**Task statement:** Render the material again word for word, skipping the pictures in it.

--- Begin Given entries ---

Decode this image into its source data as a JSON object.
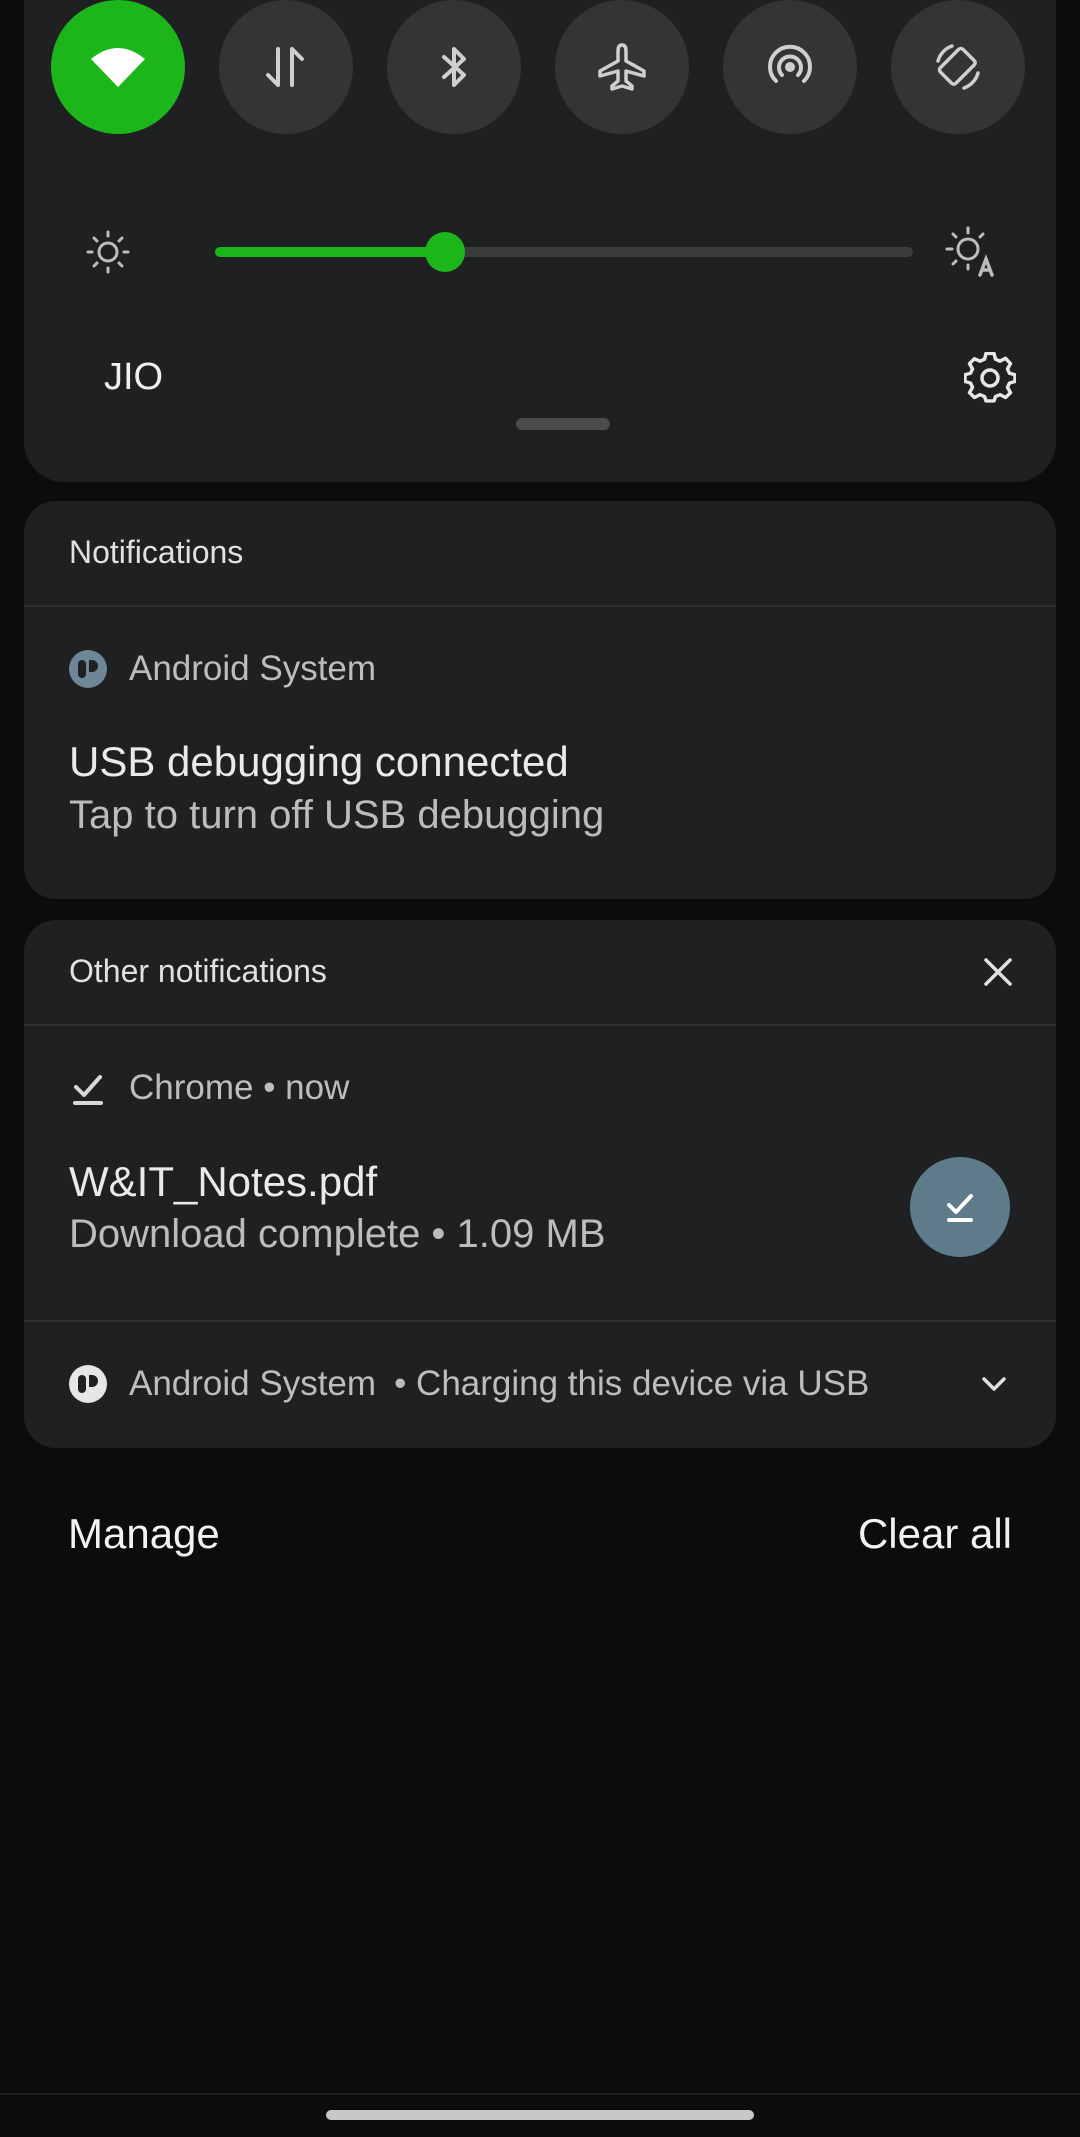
{
  "quick_settings": {
    "tiles": [
      {
        "name": "wifi",
        "active": true
      },
      {
        "name": "mobile-data",
        "active": false
      },
      {
        "name": "bluetooth",
        "active": false
      },
      {
        "name": "airplane-mode",
        "active": false
      },
      {
        "name": "hotspot",
        "active": false
      },
      {
        "name": "auto-rotate",
        "active": false
      }
    ],
    "brightness_level": 0.33,
    "carrier": "JIO"
  },
  "notifications_card": {
    "header": "Notifications",
    "app_name": "Android System",
    "title": "USB debugging connected",
    "subtitle": "Tap to turn off USB debugging"
  },
  "other_card": {
    "header": "Other notifications",
    "chrome": {
      "app_line": "Chrome • now",
      "title": "W&IT_Notes.pdf",
      "subtitle": "Download complete • 1.09 MB"
    },
    "android_collapsed": {
      "app_name": "Android System",
      "text": "• Charging this device via USB"
    }
  },
  "footer": {
    "manage_label": "Manage",
    "clear_all_label": "Clear all"
  },
  "colors": {
    "accent": "#1db61a",
    "panel": "#1f2022",
    "background": "#0c0c0c",
    "download_button": "#5e7b8a"
  }
}
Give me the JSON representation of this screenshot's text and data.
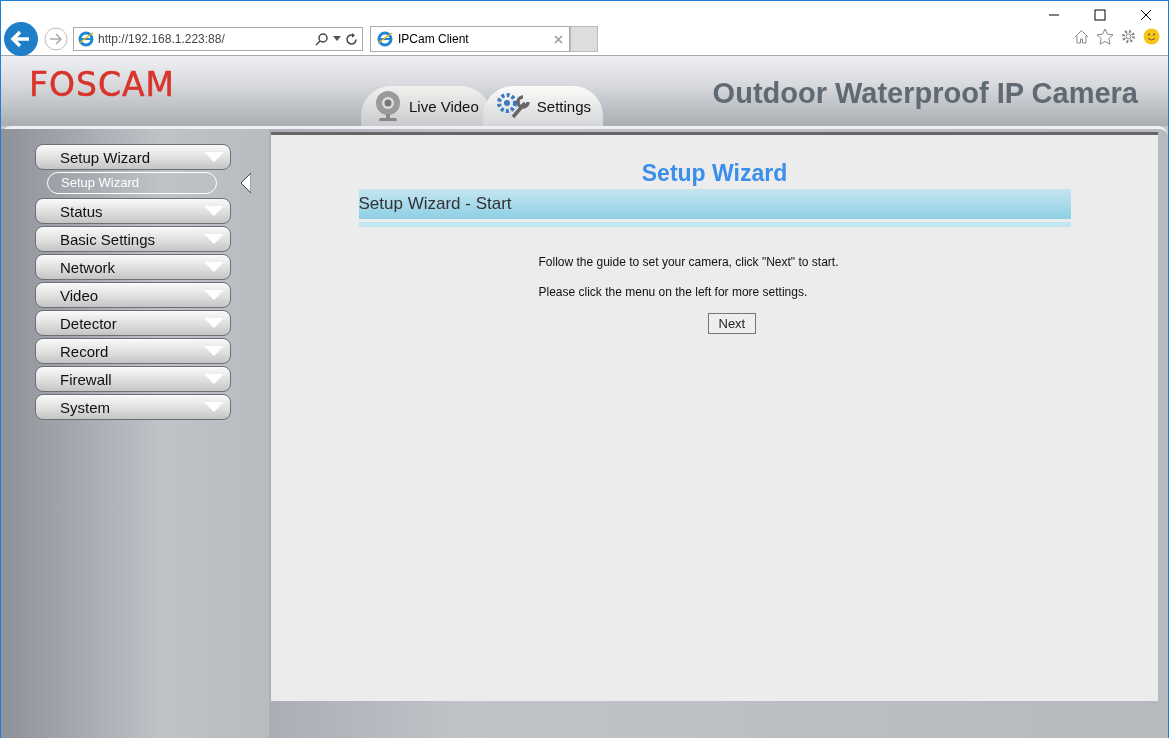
{
  "browser": {
    "url": "http://192.168.1.223:88/",
    "tab_title": "IPCam Client"
  },
  "header": {
    "logo": "FOSCAM",
    "tabs": [
      {
        "label": "Live Video",
        "kind": "camera",
        "selected": false
      },
      {
        "label": "Settings",
        "kind": "tools",
        "selected": true
      }
    ],
    "product": "Outdoor Waterproof IP Camera"
  },
  "menu": [
    {
      "label": "Setup Wizard",
      "children": [
        {
          "label": "Setup Wizard",
          "selected": true
        }
      ]
    },
    {
      "label": "Status"
    },
    {
      "label": "Basic Settings"
    },
    {
      "label": "Network"
    },
    {
      "label": "Video"
    },
    {
      "label": "Detector"
    },
    {
      "label": "Record"
    },
    {
      "label": "Firewall"
    },
    {
      "label": "System"
    }
  ],
  "content": {
    "title": "Setup Wizard",
    "section": "Setup Wizard - Start",
    "lines": [
      "Follow the guide to set your camera, click \"Next\" to start.",
      "Please click the menu on the left for more settings."
    ],
    "button": "Next"
  }
}
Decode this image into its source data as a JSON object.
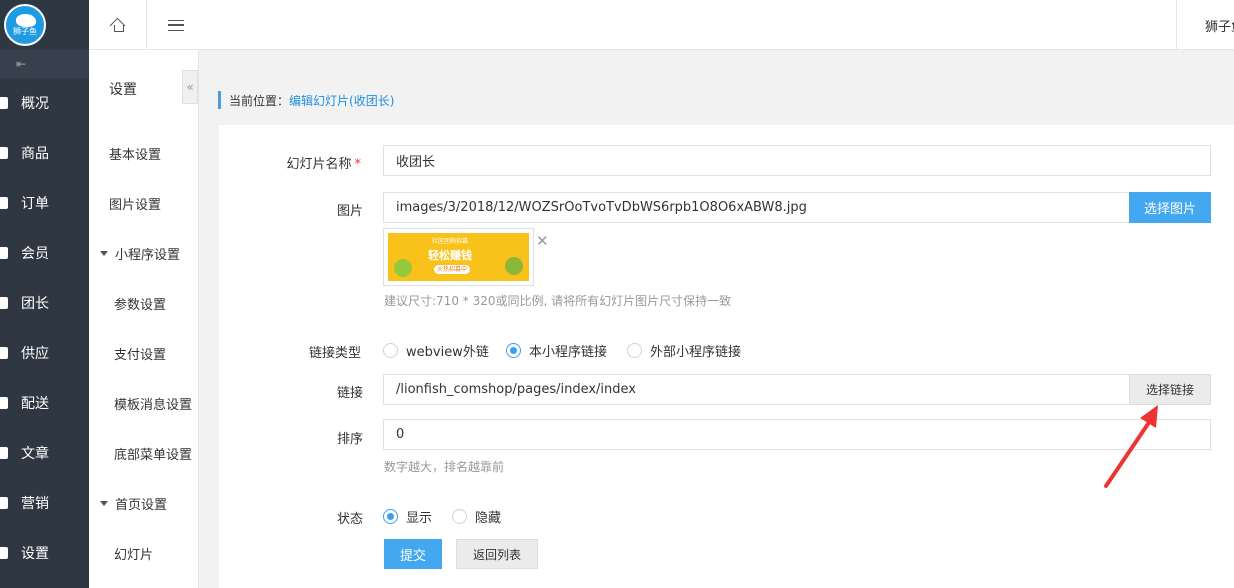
{
  "brand": {
    "logo_text": "狮子鱼"
  },
  "topbar": {
    "user_name": "狮子鱼"
  },
  "sidebar": {
    "items": [
      {
        "label": "概况",
        "icon": "home-icon"
      },
      {
        "label": "商品",
        "icon": "checkbox-icon"
      },
      {
        "label": "订单",
        "icon": "list-icon"
      },
      {
        "label": "会员",
        "icon": "users-icon"
      },
      {
        "label": "团长",
        "icon": "leader-icon"
      },
      {
        "label": "供应",
        "icon": "supply-icon"
      },
      {
        "label": "配送",
        "icon": "truck-icon"
      },
      {
        "label": "文章",
        "icon": "compass-icon"
      },
      {
        "label": "营销",
        "icon": "gift-icon"
      },
      {
        "label": "设置",
        "icon": "gear-icon"
      }
    ]
  },
  "submenu": {
    "title": "设置",
    "items": [
      {
        "label": "基本设置"
      },
      {
        "label": "图片设置"
      },
      {
        "label": "小程序设置"
      },
      {
        "label": "参数设置"
      },
      {
        "label": "支付设置"
      },
      {
        "label": "模板消息设置"
      },
      {
        "label": "底部菜单设置"
      },
      {
        "label": "首页设置"
      },
      {
        "label": "幻灯片"
      }
    ]
  },
  "breadcrumb": {
    "prefix": "当前位置：",
    "current": "编辑幻灯片(收团长)"
  },
  "form": {
    "name_label": "幻灯片名称",
    "required_mark": "*",
    "name_value": "收团长",
    "image_label": "图片",
    "image_value": "images/3/2018/12/WOZSrOoTvoTvDbWS6rpb1O8O6xABW8.jpg",
    "choose_image": "选择图片",
    "thumb_title": "社区团购招募",
    "thumb_main": "轻松赚钱",
    "thumb_btn": "火热招募中",
    "image_hint": "建议尺寸:710 * 320或同比例, 请将所有幻灯片图片尺寸保持一致",
    "link_type_label": "链接类型",
    "link_types": [
      "webview外链",
      "本小程序链接",
      "外部小程序链接"
    ],
    "link_label": "链接",
    "link_value": "/lionfish_comshop/pages/index/index",
    "choose_link": "选择链接",
    "sort_label": "排序",
    "sort_value": "0",
    "sort_hint": "数字越大，排名越靠前",
    "status_label": "状态",
    "status_options": [
      "显示",
      "隐藏"
    ],
    "submit": "提交",
    "back": "返回列表"
  },
  "colors": {
    "accent": "#44a8f0",
    "sidebar_bg": "#2f3742",
    "annotation_arrow": "#ee3333"
  }
}
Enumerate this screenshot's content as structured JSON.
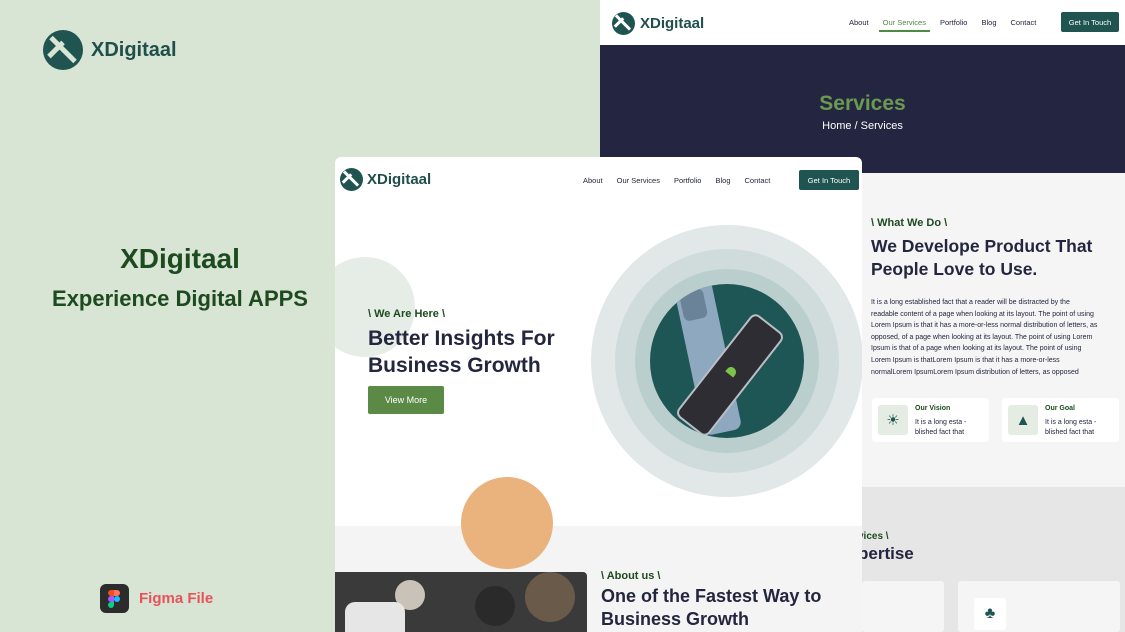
{
  "brand": {
    "name": "XDigitaal",
    "tagline_title": "XDigitaal",
    "tagline_sub": "Experience Digital APPS",
    "figma_label": "Figma File"
  },
  "nav": {
    "logo": "XDigitaal",
    "links": [
      "About",
      "Our Services",
      "Portfolio",
      "Blog",
      "Contact"
    ],
    "cta": "Get In Touch"
  },
  "services_page": {
    "banner_title": "Services",
    "breadcrumb": "Home / Services",
    "what_eyebrow": "\\ What We Do \\",
    "what_title": "We Develope Product That People Love to Use.",
    "what_body": "It is a long established fact that a reader will be distracted by the readable content of a page when looking at its layout. The point of using Lorem Ipsum is that it has a more-or-less normal distribution of letters, as opposed,  of a page when looking at its layout. The point of using Lorem Ipsum is that of a page when looking at its layout. The point of using Lorem Ipsum is thatLorem Ipsum is that it has a more-or-less normalLorem IpsumLorem Ipsum distribution of letters, as opposed",
    "cards": [
      {
        "title": "Our Vision",
        "text": "It is a long esta -blished fact that",
        "icon": "lightbulb-icon"
      },
      {
        "title": "Our Goal",
        "text": "It is a long esta -blished fact that",
        "icon": "podium-icon"
      }
    ],
    "expertise_eyebrow": "vices \\",
    "expertise_title": "pertise",
    "tile_icon": "tree-icon"
  },
  "home_page": {
    "eyebrow": "\\ We Are Here \\",
    "hero_title": "Better Insights For Business Growth",
    "button": "View More",
    "about_eyebrow": "\\ About us \\",
    "about_title": "One of the Fastest Way to Business Growth"
  },
  "colors": {
    "accent_green": "#5b8a47",
    "dark_teal": "#1f5450",
    "navy": "#242641",
    "peach": "#e8ac72"
  }
}
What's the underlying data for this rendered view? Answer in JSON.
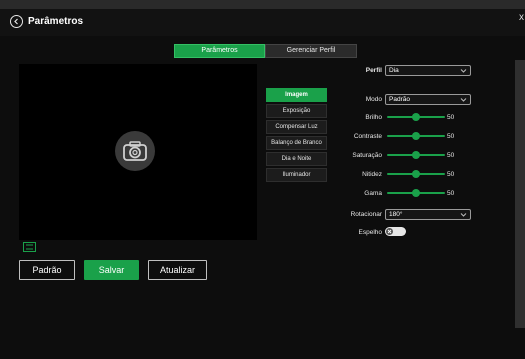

--- End Given entries ---

**Worked solution:**
Decode this image into its source data as a JSON object.
{
  "quick_settings": {
    "tiles": [
      {
        "name": "wifi",
        "active": true
      },
      {
        "name": "mobile-data",
        "active": false
      },
      {
        "name": "bluetooth",
        "active": false
      },
      {
        "name": "airplane-mode",
        "active": false
      },
      {
        "name": "hotspot",
        "active": false
      },
      {
        "name": "auto-rotate",
        "active": false
      }
    ],
    "brightness_level": 0.33,
    "carrier": "JIO"
  },
  "notifications_card": {
    "header": "Notifications",
    "app_name": "Android System",
    "title": "USB debugging connected",
    "subtitle": "Tap to turn off USB debugging"
  },
  "other_card": {
    "header": "Other notifications",
    "chrome": {
      "app_line": "Chrome • now",
      "title": "W&IT_Notes.pdf",
      "subtitle": "Download complete • 1.09 MB"
    },
    "android_collapsed": {
      "app_name": "Android System",
      "text": "• Charging this device via USB"
    }
  },
  "footer": {
    "manage_label": "Manage",
    "clear_all_label": "Clear all"
  },
  "colors": {
    "accent": "#1db61a",
    "panel": "#1f2022",
    "background": "#0c0c0c",
    "download_button": "#5e7b8a"
  }
}
Give me the JSON representation of this screenshot's text and data.
{
  "browser": {
    "url": "http://192.168.1.223:88/",
    "tab_title": "IPCam Client"
  },
  "header": {
    "logo": "FOSCAM",
    "tabs": [
      {
        "label": "Live Video",
        "kind": "camera",
        "selected": false
      },
      {
        "label": "Settings",
        "kind": "tools",
        "selected": true
      }
    ],
    "product": "Outdoor Waterproof IP Camera"
  },
  "menu": [
    {
      "label": "Setup Wizard",
      "children": [
        {
          "label": "Setup Wizard",
          "selected": true
        }
      ]
    },
    {
      "label": "Status"
    },
    {
      "label": "Basic Settings"
    },
    {
      "label": "Network"
    },
    {
      "label": "Video"
    },
    {
      "label": "Detector"
    },
    {
      "label": "Record"
    },
    {
      "label": "Firewall"
    },
    {
      "label": "System"
    }
  ],
  "content": {
    "title": "Setup Wizard",
    "section": "Setup Wizard - Start",
    "lines": [
      "Follow the guide to set your camera, click \"Next\" to start.",
      "Please click the menu on the left for more settings."
    ],
    "button": "Next"
  }
}
Decode this image into its source data as a JSON object.
{
  "brand": {
    "logo_text": "狮子鱼"
  },
  "topbar": {
    "user_name": "狮子鱼"
  },
  "sidebar": {
    "items": [
      {
        "label": "概况",
        "icon": "home-icon"
      },
      {
        "label": "商品",
        "icon": "checkbox-icon"
      },
      {
        "label": "订单",
        "icon": "list-icon"
      },
      {
        "label": "会员",
        "icon": "users-icon"
      },
      {
        "label": "团长",
        "icon": "leader-icon"
      },
      {
        "label": "供应",
        "icon": "supply-icon"
      },
      {
        "label": "配送",
        "icon": "truck-icon"
      },
      {
        "label": "文章",
        "icon": "compass-icon"
      },
      {
        "label": "营销",
        "icon": "gift-icon"
      },
      {
        "label": "设置",
        "icon": "gear-icon"
      }
    ]
  },
  "submenu": {
    "title": "设置",
    "items": [
      {
        "label": "基本设置"
      },
      {
        "label": "图片设置"
      },
      {
        "label": "小程序设置"
      },
      {
        "label": "参数设置"
      },
      {
        "label": "支付设置"
      },
      {
        "label": "模板消息设置"
      },
      {
        "label": "底部菜单设置"
      },
      {
        "label": "首页设置"
      },
      {
        "label": "幻灯片"
      }
    ]
  },
  "breadcrumb": {
    "prefix": "当前位置：",
    "current": "编辑幻灯片(收团长)"
  },
  "form": {
    "name_label": "幻灯片名称",
    "required_mark": "*",
    "name_value": "收团长",
    "image_label": "图片",
    "image_value": "images/3/2018/12/WOZSrOoTvoTvDbWS6rpb1O8O6xABW8.jpg",
    "choose_image": "选择图片",
    "thumb_title": "社区团购招募",
    "thumb_main": "轻松赚钱",
    "thumb_btn": "火热招募中",
    "image_hint": "建议尺寸:710 * 320或同比例, 请将所有幻灯片图片尺寸保持一致",
    "link_type_label": "链接类型",
    "link_types": [
      "webview外链",
      "本小程序链接",
      "外部小程序链接"
    ],
    "link_label": "链接",
    "link_value": "/lionfish_comshop/pages/index/index",
    "choose_link": "选择链接",
    "sort_label": "排序",
    "sort_value": "0",
    "sort_hint": "数字越大，排名越靠前",
    "status_label": "状态",
    "status_options": [
      "显示",
      "隐藏"
    ],
    "submit": "提交",
    "back": "返回列表"
  },
  "colors": {
    "accent": "#44a8f0",
    "sidebar_bg": "#2f3742",
    "annotation_arrow": "#ee3333"
  }
}
Enumerate this screenshot's content as structured JSON.
{
  "brand": {
    "name": "XDigitaal",
    "tagline_title": "XDigitaal",
    "tagline_sub": "Experience Digital APPS",
    "figma_label": "Figma File"
  },
  "nav": {
    "logo": "XDigitaal",
    "links": [
      "About",
      "Our Services",
      "Portfolio",
      "Blog",
      "Contact"
    ],
    "cta": "Get In Touch"
  },
  "services_page": {
    "banner_title": "Services",
    "breadcrumb": "Home / Services",
    "what_eyebrow": "\\ What We Do \\",
    "what_title": "We Develope Product That People Love to Use.",
    "what_body": "It is a long established fact that a reader will be distracted by the readable content of a page when looking at its layout. The point of using Lorem Ipsum is that it has a more-or-less normal distribution of letters, as opposed,  of a page when looking at its layout. The point of using Lorem Ipsum is that of a page when looking at its layout. The point of using Lorem Ipsum is thatLorem Ipsum is that it has a more-or-less normalLorem IpsumLorem Ipsum distribution of letters, as opposed",
    "cards": [
      {
        "title": "Our Vision",
        "text": "It is a long esta -blished fact that",
        "icon": "lightbulb-icon"
      },
      {
        "title": "Our Goal",
        "text": "It is a long esta -blished fact that",
        "icon": "podium-icon"
      }
    ],
    "expertise_eyebrow": "vices \\",
    "expertise_title": "pertise",
    "tile_icon": "tree-icon"
  },
  "home_page": {
    "eyebrow": "\\ We Are Here \\",
    "hero_title": "Better Insights For Business Growth",
    "button": "View More",
    "about_eyebrow": "\\ About us \\",
    "about_title": "One of the Fastest Way to Business Growth"
  },
  "colors": {
    "accent_green": "#5b8a47",
    "dark_teal": "#1f5450",
    "navy": "#242641",
    "peach": "#e8ac72"
  }
}
What's the underlying data for this rendered view? Answer in JSON.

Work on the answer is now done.